>> Start Dataset records

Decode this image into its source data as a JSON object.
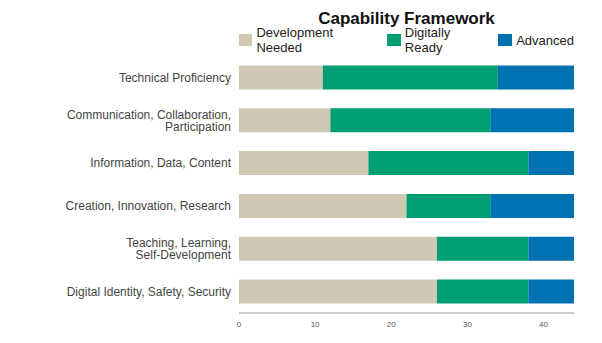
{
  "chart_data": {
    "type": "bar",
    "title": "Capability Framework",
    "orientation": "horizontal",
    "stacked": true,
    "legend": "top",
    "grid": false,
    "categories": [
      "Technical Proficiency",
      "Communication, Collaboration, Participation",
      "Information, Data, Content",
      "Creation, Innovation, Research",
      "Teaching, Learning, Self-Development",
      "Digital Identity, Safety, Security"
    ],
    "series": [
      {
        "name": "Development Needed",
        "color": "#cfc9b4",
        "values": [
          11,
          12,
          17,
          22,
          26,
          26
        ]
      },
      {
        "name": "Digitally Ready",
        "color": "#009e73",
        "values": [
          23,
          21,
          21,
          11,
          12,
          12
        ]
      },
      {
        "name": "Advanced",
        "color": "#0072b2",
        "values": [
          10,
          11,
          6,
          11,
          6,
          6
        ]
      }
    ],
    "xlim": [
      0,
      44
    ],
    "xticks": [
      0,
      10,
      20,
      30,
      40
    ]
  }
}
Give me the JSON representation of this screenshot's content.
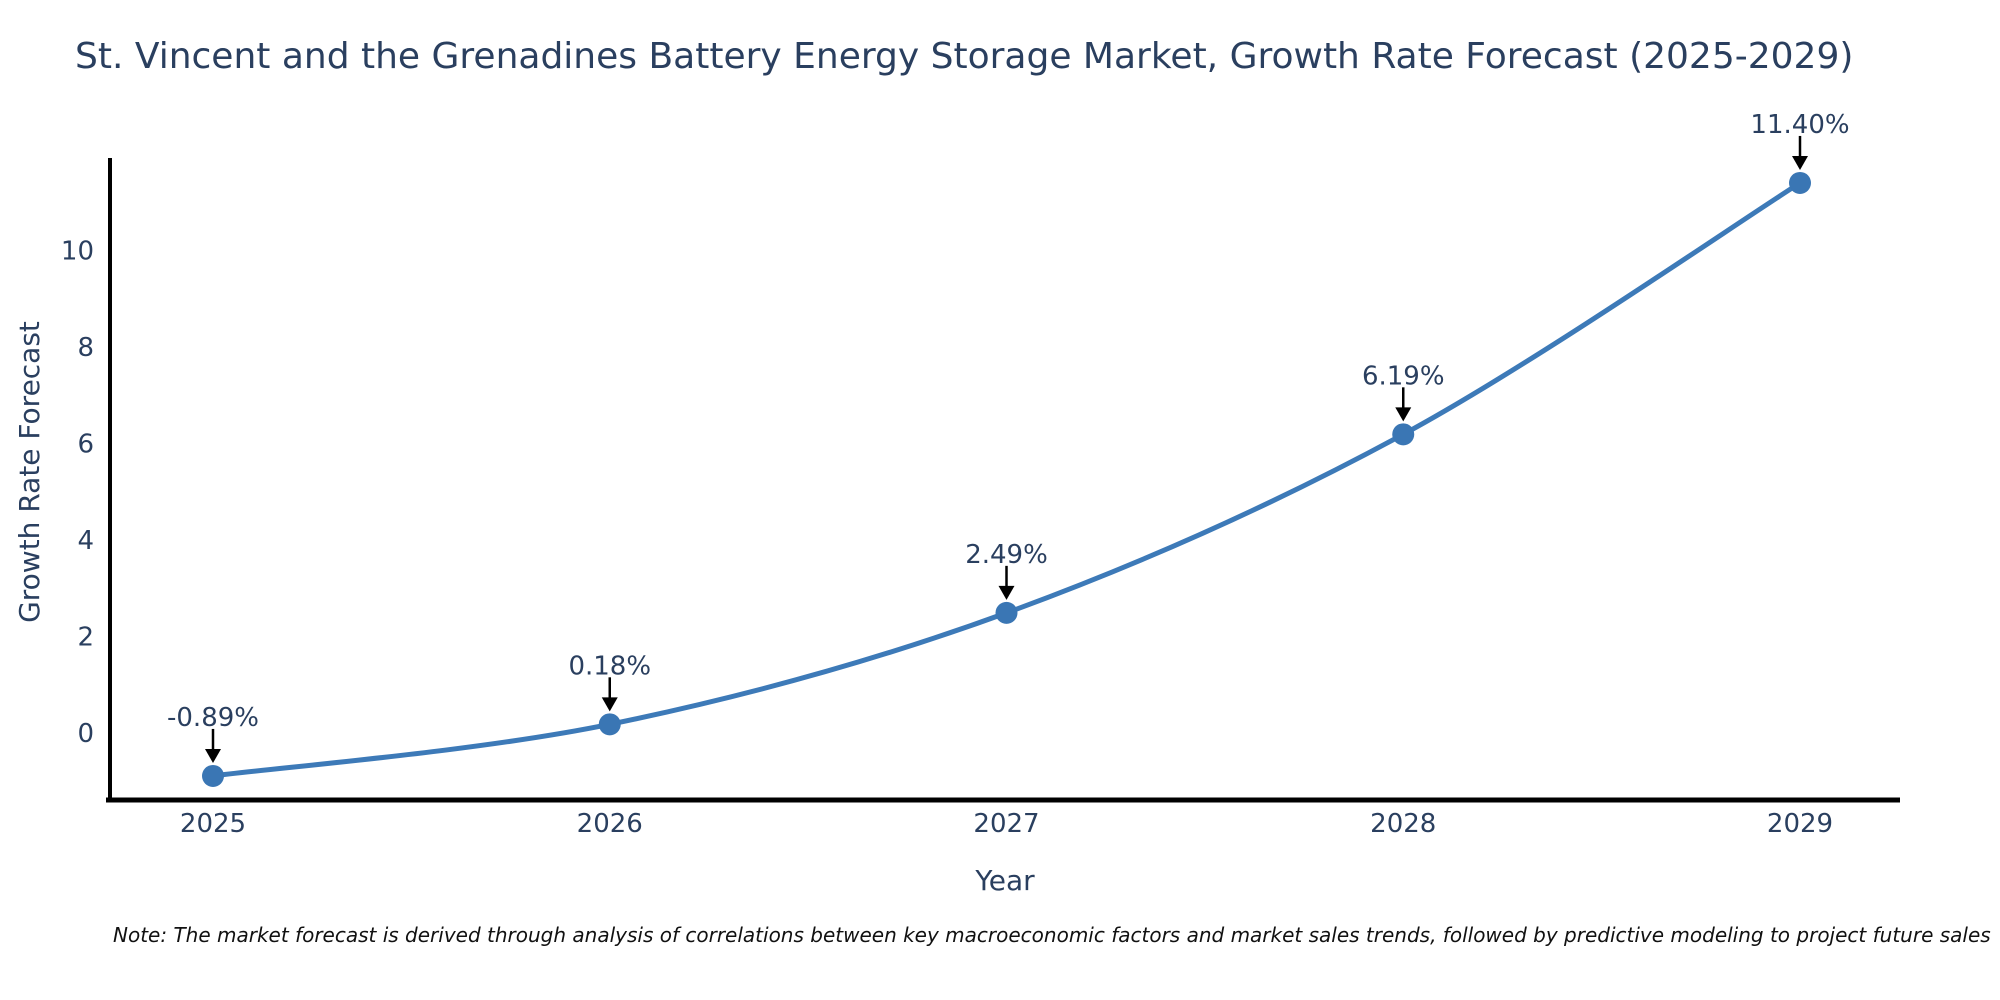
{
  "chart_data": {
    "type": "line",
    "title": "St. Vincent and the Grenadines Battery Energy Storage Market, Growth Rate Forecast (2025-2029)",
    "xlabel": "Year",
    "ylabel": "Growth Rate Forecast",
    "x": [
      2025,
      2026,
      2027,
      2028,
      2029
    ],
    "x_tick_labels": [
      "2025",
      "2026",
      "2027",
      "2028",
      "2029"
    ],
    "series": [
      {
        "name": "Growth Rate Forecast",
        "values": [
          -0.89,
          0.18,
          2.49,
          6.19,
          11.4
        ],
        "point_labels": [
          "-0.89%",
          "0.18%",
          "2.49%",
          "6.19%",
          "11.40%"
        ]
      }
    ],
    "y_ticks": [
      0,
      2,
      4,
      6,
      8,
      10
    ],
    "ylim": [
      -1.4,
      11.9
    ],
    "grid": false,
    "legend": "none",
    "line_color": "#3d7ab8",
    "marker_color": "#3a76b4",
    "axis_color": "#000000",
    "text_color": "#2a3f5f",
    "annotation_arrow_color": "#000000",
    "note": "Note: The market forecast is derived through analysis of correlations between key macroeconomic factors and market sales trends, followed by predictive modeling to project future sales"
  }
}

>> End Dataset records

Problem to work on:
Pull every line containing the word "name" out of the material and copy it.

Answer to this problem:
        "name": "Development Needed",
        "name": "Digitally Ready",
        "name": "Advanced",
        "name": "Growth Rate Forecast",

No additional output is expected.